■ **Problem requirements**:
Find the string "MORTALITY" in the listing and report every line that has it.

** start Extracted data **

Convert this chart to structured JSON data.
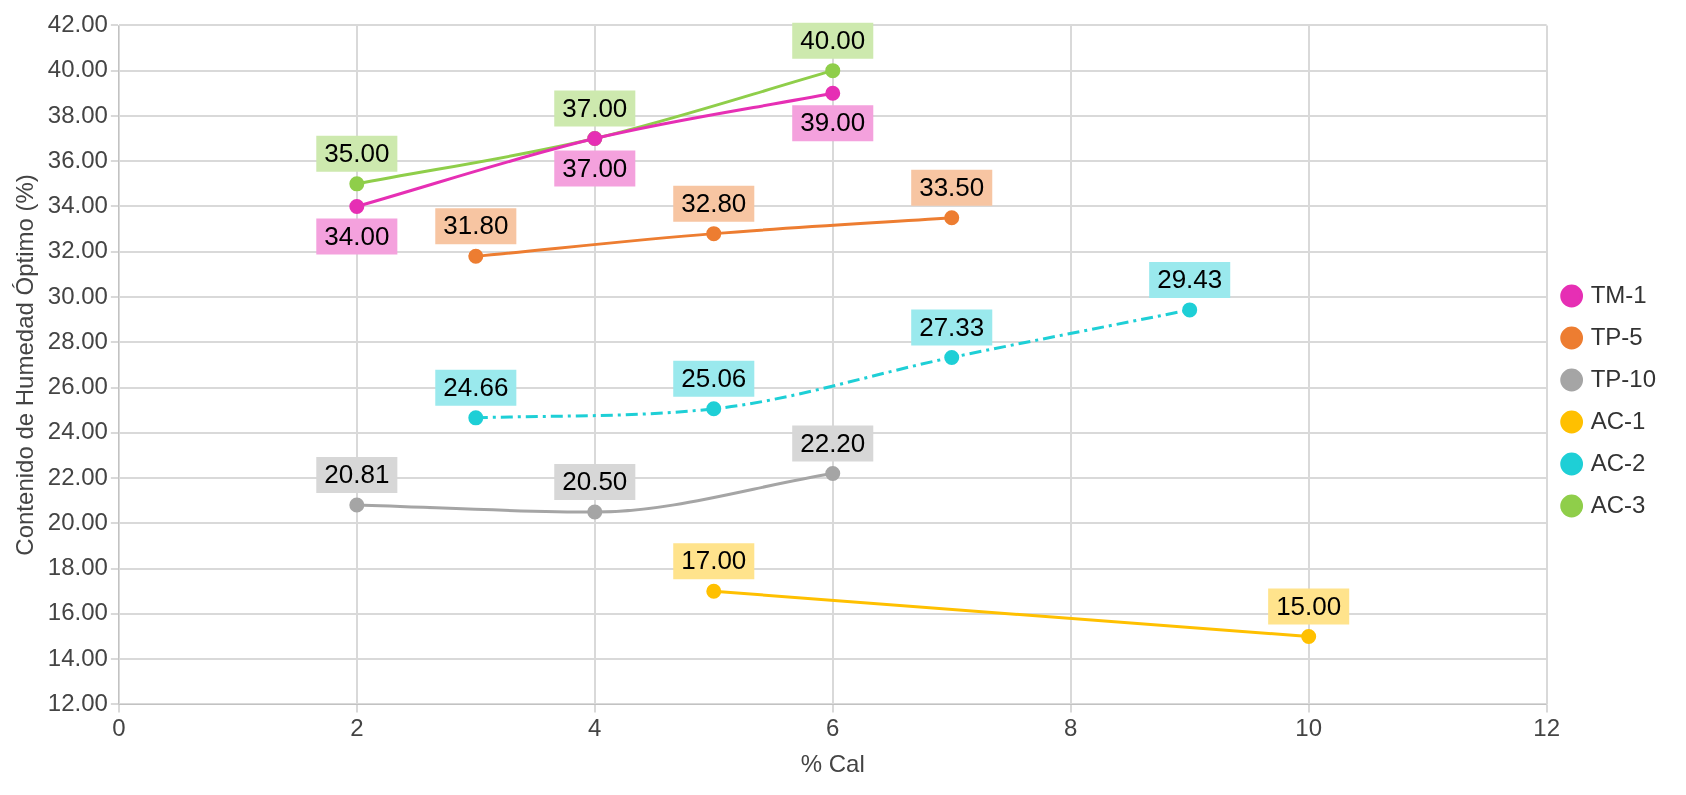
{
  "chart_data": {
    "type": "line",
    "xlabel": "% Cal",
    "ylabel": "Contenido de Humedad Óptimo (%)",
    "xlim": [
      0,
      12
    ],
    "xticks": [
      0,
      2,
      4,
      6,
      8,
      10,
      12
    ],
    "ylim": [
      12,
      42
    ],
    "yticks": [
      {
        "value": 12,
        "label": "12.00"
      },
      {
        "value": 14,
        "label": "14.00"
      },
      {
        "value": 16,
        "label": "16.00"
      },
      {
        "value": 18,
        "label": "18.00"
      },
      {
        "value": 20,
        "label": "20.00"
      },
      {
        "value": 22,
        "label": "22.00"
      },
      {
        "value": 24,
        "label": "24.00"
      },
      {
        "value": 26,
        "label": "26.00"
      },
      {
        "value": 28,
        "label": "28.00"
      },
      {
        "value": 30,
        "label": "30.00"
      },
      {
        "value": 32,
        "label": "32.00"
      },
      {
        "value": 34,
        "label": "34.00"
      },
      {
        "value": 36,
        "label": "36.00"
      },
      {
        "value": 38,
        "label": "38.00"
      },
      {
        "value": 40,
        "label": "40.00"
      },
      {
        "value": 42,
        "label": "42.00"
      }
    ],
    "grid": true,
    "legend": "right",
    "marker": "circle",
    "series": [
      {
        "name": "TM-1",
        "color": "#e62fb4",
        "x": [
          2,
          4,
          6
        ],
        "values": [
          34.0,
          37.0,
          39.0
        ],
        "value_labels": [
          "34.00",
          "37.00",
          "39.00"
        ]
      },
      {
        "name": "TP-5",
        "color": "#ed7d31",
        "x": [
          3,
          5,
          7
        ],
        "values": [
          31.8,
          32.8,
          33.5
        ],
        "value_labels": [
          "31.80",
          "32.80",
          "33.50"
        ]
      },
      {
        "name": "TP-10",
        "color": "#a5a5a5",
        "x": [
          2,
          4,
          6
        ],
        "values": [
          20.81,
          20.5,
          22.2
        ],
        "value_labels": [
          "20.81",
          "20.50",
          "22.20"
        ]
      },
      {
        "name": "AC-1",
        "color": "#ffc000",
        "x": [
          5,
          10
        ],
        "values": [
          17.0,
          15.0
        ],
        "value_labels": [
          "17.00",
          "15.00"
        ]
      },
      {
        "name": "AC-2",
        "color": "#1ecfd6",
        "x": [
          3,
          5,
          7,
          9
        ],
        "values": [
          24.66,
          25.06,
          27.33,
          29.43
        ],
        "value_labels": [
          "24.66",
          "25.06",
          "27.33",
          "29.43"
        ],
        "line_style": "dashed"
      },
      {
        "name": "AC-3",
        "color": "#8fce4a",
        "x": [
          2,
          4,
          6
        ],
        "values": [
          35.0,
          37.0,
          40.0
        ],
        "value_labels": [
          "35.00",
          "37.00",
          "40.00"
        ]
      }
    ]
  }
}
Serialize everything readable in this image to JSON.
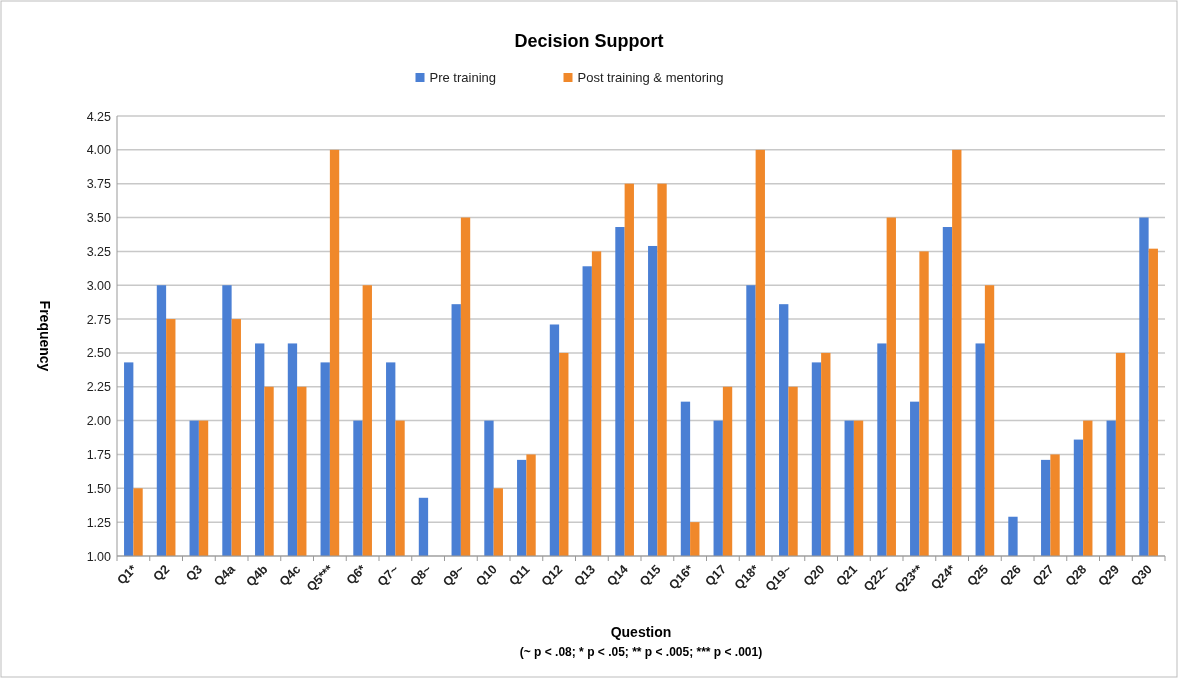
{
  "chart_data": {
    "type": "bar",
    "title": "Decision  Support",
    "xlabel": "Question",
    "ylabel": "Frequency",
    "annotations": [
      "(~ p < .08; * p < .05; ** p < .005; *** p < .001)"
    ],
    "categories": [
      "Q1*",
      "Q2",
      "Q3",
      "Q4a",
      "Q4b",
      "Q4c",
      "Q5***",
      "Q6*",
      "Q7~",
      "Q8~",
      "Q9~",
      "Q10",
      "Q11",
      "Q12",
      "Q13",
      "Q14",
      "Q15",
      "Q16*",
      "Q17",
      "Q18*",
      "Q19~",
      "Q20",
      "Q21",
      "Q22~",
      "Q23**",
      "Q24*",
      "Q25",
      "Q26",
      "Q27",
      "Q28",
      "Q29",
      "Q30"
    ],
    "series": [
      {
        "name": "Pre training",
        "color": "#4a7fd4",
        "values": [
          2.43,
          3.0,
          2.0,
          3.0,
          2.57,
          2.57,
          2.43,
          2.0,
          2.43,
          1.43,
          2.86,
          2.0,
          1.71,
          2.71,
          3.14,
          3.43,
          3.29,
          2.14,
          2.0,
          3.0,
          2.86,
          2.43,
          2.0,
          2.57,
          2.14,
          3.43,
          2.57,
          1.29,
          1.71,
          1.86,
          2.0,
          3.5
        ]
      },
      {
        "name": "Post training & mentoring",
        "color": "#f0882a",
        "values": [
          1.5,
          2.75,
          2.0,
          2.75,
          2.25,
          2.25,
          4.0,
          3.0,
          2.0,
          null,
          3.5,
          1.5,
          1.75,
          2.5,
          3.25,
          3.75,
          3.75,
          1.25,
          2.25,
          4.0,
          2.25,
          2.5,
          2.0,
          3.5,
          3.25,
          4.0,
          3.0,
          null,
          1.75,
          2.0,
          2.5,
          3.27
        ]
      }
    ],
    "ylim": [
      1.0,
      4.25
    ],
    "yticks": [
      {
        "value": 1.0,
        "label": "1.00"
      },
      {
        "value": 1.25,
        "label": "1.25"
      },
      {
        "value": 1.5,
        "label": "1.50"
      },
      {
        "value": 1.75,
        "label": "1.75"
      },
      {
        "value": 2.0,
        "label": "2.00"
      },
      {
        "value": 2.25,
        "label": "2.25"
      },
      {
        "value": 2.5,
        "label": "2.50"
      },
      {
        "value": 2.75,
        "label": "2.75"
      },
      {
        "value": 3.0,
        "label": "3.00"
      },
      {
        "value": 3.25,
        "label": "3.25"
      },
      {
        "value": 3.5,
        "label": "3.50"
      },
      {
        "value": 3.75,
        "label": "3.75"
      },
      {
        "value": 4.0,
        "label": "4.00"
      },
      {
        "value": 4.25,
        "label": "4.25"
      }
    ],
    "grid": "y",
    "legend": "top"
  }
}
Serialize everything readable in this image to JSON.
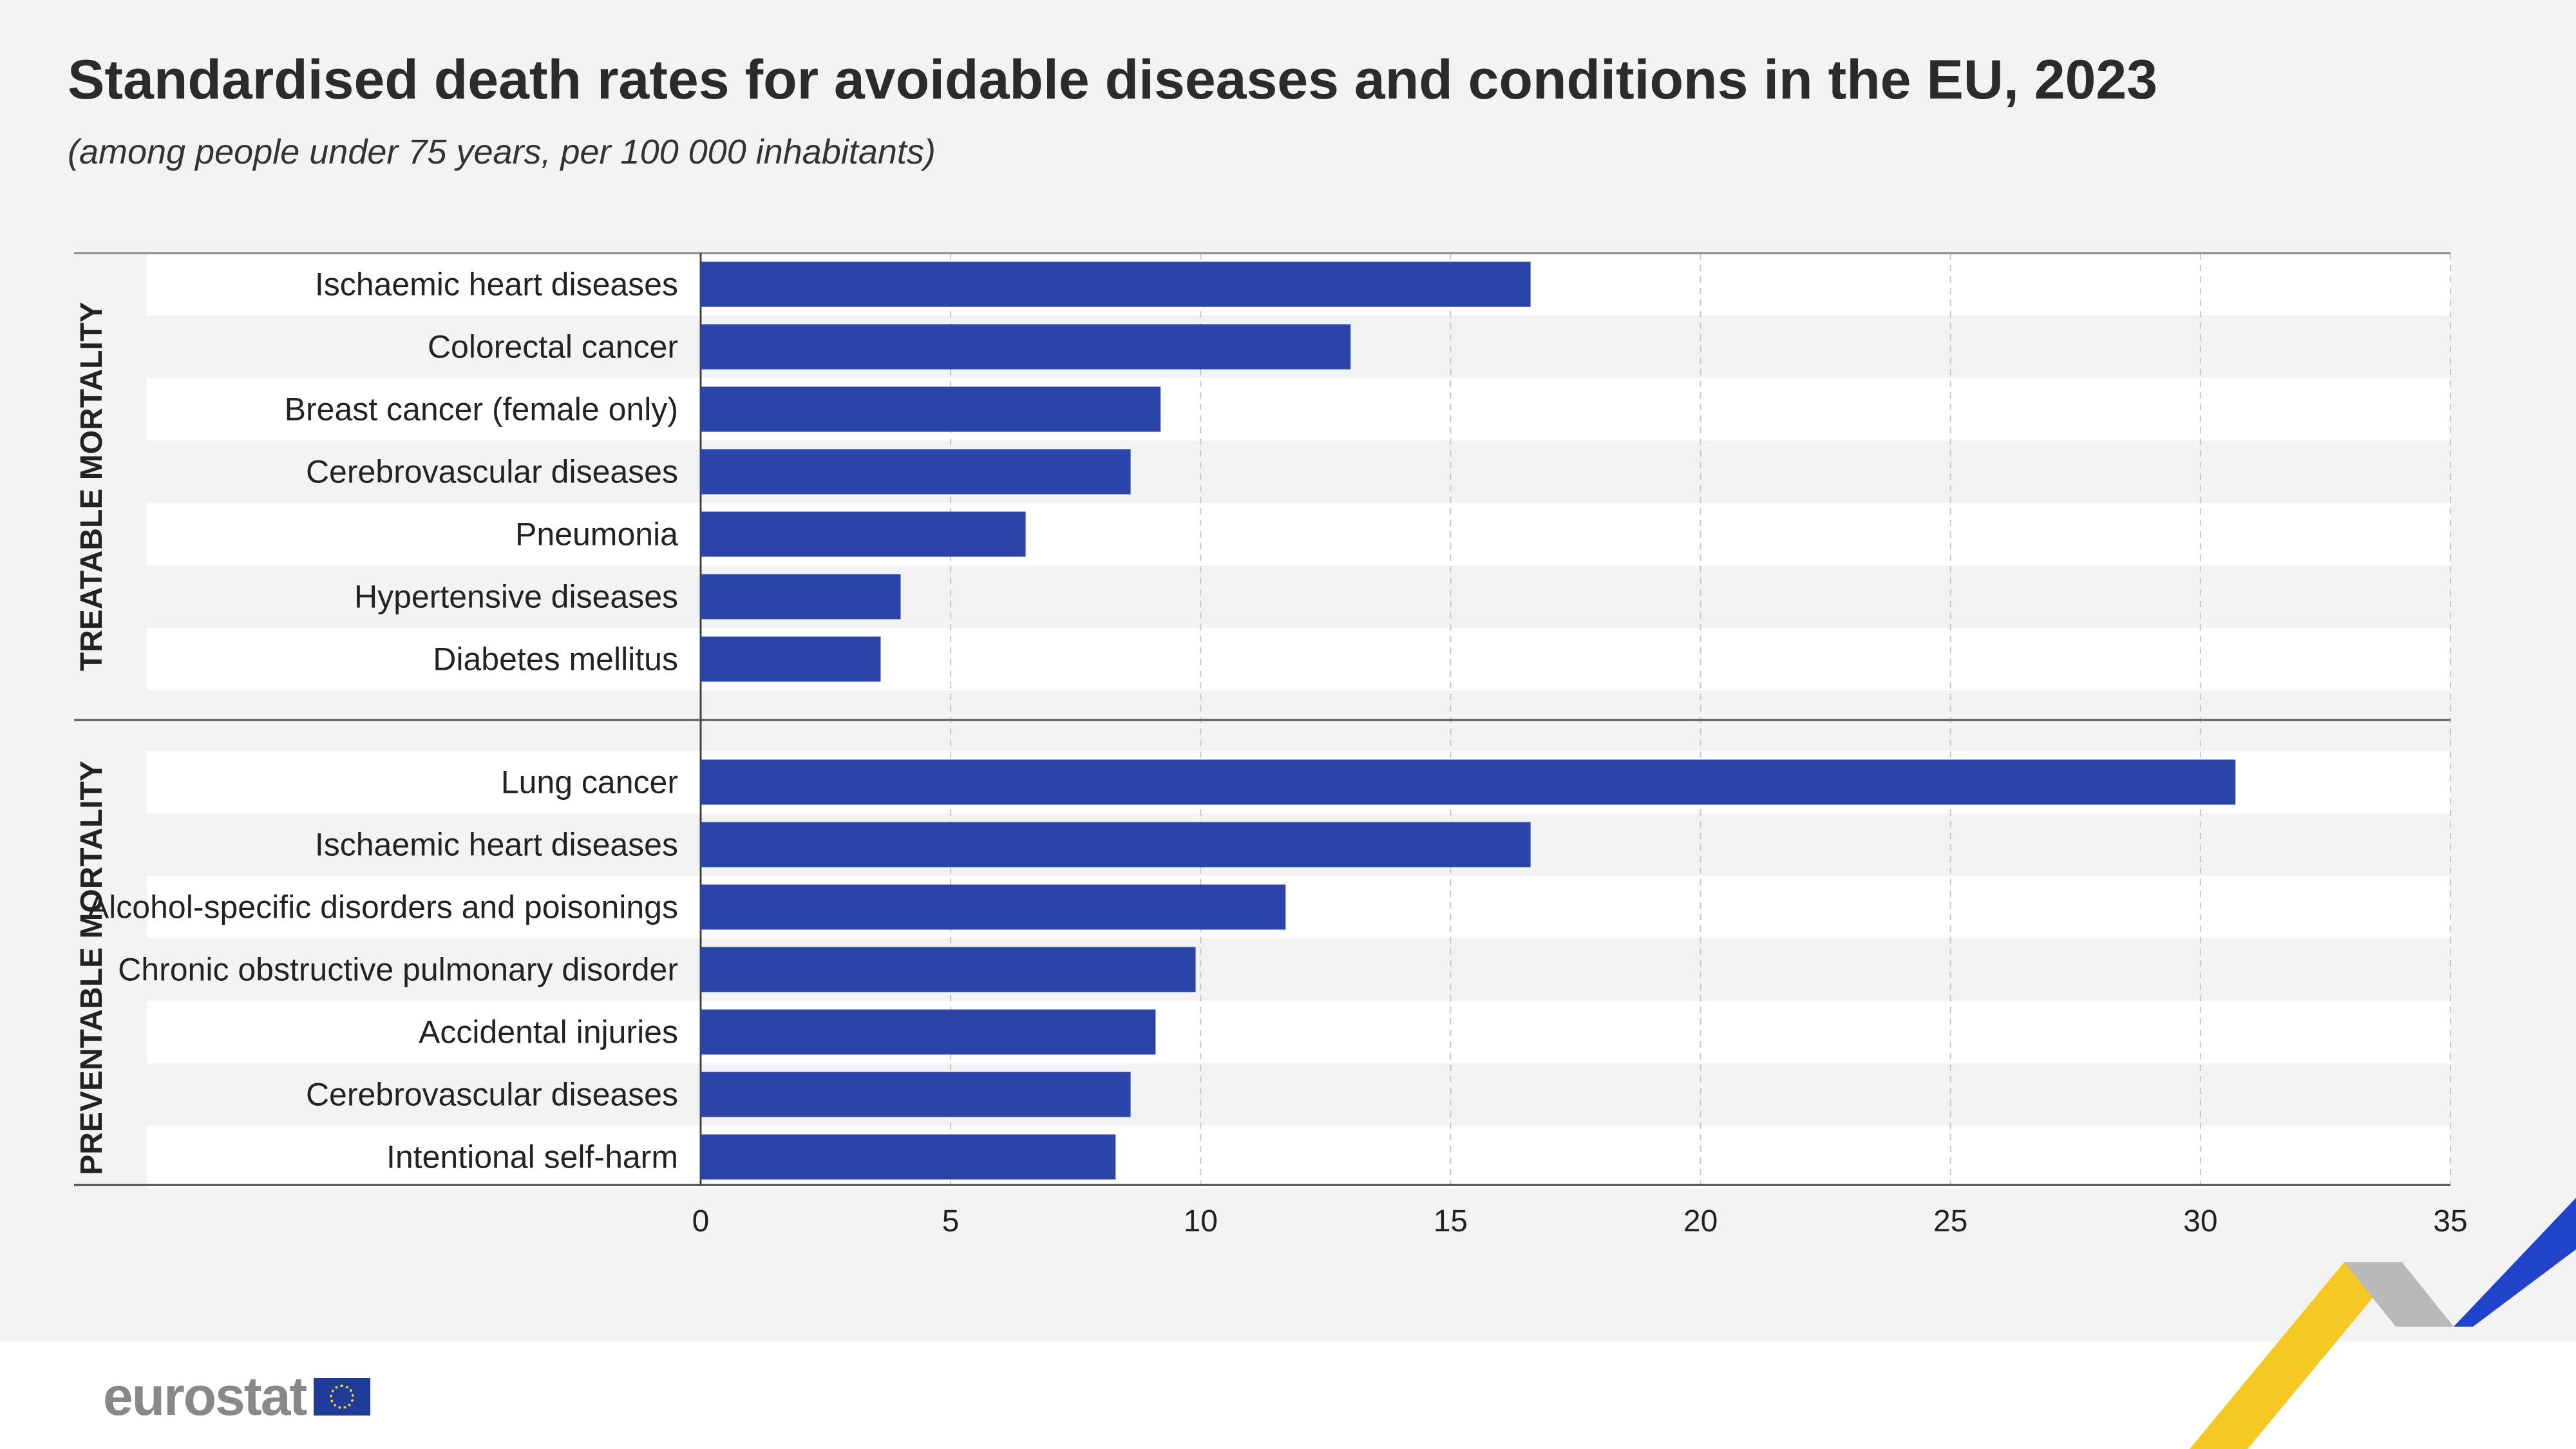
{
  "title": "Standardised death rates for avoidable diseases and conditions in the EU, 2023",
  "subtitle": "(among people under 75 years, per 100 000 inhabitants)",
  "logo": {
    "text": "eurostat"
  },
  "colors": {
    "bar": "#2a44a8",
    "background": "#f3f3f3",
    "band": "#ffffff"
  },
  "chart_data": {
    "type": "bar",
    "orientation": "horizontal",
    "xlim": [
      0,
      35
    ],
    "ticks": [
      0,
      5,
      10,
      15,
      20,
      25,
      30,
      35
    ],
    "grid": true,
    "groups": [
      {
        "name": "TREATABLE MORTALITY",
        "categories": [
          "Ischaemic heart diseases",
          "Colorectal cancer",
          "Breast cancer (female only)",
          "Cerebrovascular diseases",
          "Pneumonia",
          "Hypertensive diseases",
          "Diabetes mellitus"
        ],
        "values": [
          16.6,
          13.0,
          9.2,
          8.6,
          6.5,
          4.0,
          3.6
        ]
      },
      {
        "name": "PREVENTABLE MORTALITY",
        "categories": [
          "Lung cancer",
          "Ischaemic heart diseases",
          "Alcohol-specific disorders and poisonings",
          "Chronic obstructive pulmonary disorder",
          "Accidental injuries",
          "Cerebrovascular diseases",
          "Intentional self-harm"
        ],
        "values": [
          30.7,
          16.6,
          11.7,
          9.9,
          9.1,
          8.6,
          8.3
        ]
      }
    ]
  }
}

** end Extracted data **

■ **Finished task**:
        "name": "TREATABLE MORTALITY",
        "name": "PREVENTABLE MORTALITY",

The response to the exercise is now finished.